GIVEN PROBLEM:
Return all lines that include the string "Budapest".

AVAILABLE DATA:

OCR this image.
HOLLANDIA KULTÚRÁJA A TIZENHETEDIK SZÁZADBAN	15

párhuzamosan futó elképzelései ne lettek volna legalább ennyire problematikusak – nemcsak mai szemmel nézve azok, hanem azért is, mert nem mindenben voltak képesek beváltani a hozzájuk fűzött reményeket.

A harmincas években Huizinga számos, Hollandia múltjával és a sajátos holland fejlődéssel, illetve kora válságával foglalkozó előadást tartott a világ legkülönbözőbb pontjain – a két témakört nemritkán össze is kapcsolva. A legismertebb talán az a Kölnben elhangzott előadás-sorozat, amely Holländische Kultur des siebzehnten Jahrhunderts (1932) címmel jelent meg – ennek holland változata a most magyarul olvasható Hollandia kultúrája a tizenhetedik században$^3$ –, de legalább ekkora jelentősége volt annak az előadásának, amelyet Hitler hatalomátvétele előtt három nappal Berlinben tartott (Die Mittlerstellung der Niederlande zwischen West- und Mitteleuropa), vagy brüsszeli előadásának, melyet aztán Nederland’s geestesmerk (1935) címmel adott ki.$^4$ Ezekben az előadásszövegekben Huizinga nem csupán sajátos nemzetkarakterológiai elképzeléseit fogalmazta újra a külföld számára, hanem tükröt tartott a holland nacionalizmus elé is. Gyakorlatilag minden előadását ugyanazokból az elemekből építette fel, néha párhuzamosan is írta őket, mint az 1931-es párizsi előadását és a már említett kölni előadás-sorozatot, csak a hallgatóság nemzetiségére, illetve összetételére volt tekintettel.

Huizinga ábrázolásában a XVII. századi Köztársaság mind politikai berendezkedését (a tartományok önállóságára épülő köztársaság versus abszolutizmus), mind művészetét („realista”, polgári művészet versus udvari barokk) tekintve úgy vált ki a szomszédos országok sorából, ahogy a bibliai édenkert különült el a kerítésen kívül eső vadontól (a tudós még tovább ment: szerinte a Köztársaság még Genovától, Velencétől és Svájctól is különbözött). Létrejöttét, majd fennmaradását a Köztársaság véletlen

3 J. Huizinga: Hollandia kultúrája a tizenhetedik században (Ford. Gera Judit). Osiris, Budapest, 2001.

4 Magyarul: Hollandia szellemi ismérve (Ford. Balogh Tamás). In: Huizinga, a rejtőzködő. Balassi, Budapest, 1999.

EXERCISE ANSWER:
3 J. Huizinga: Hollandia kultúrája a tizenhetedik században (Ford. Gera Judit). Osiris, Budapest, 2001.
4 Magyarul: Hollandia szellemi ismérve (Ford. Balogh Tamás). In: Huizinga, a rejtőzködő. Balassi, Budapest, 1999.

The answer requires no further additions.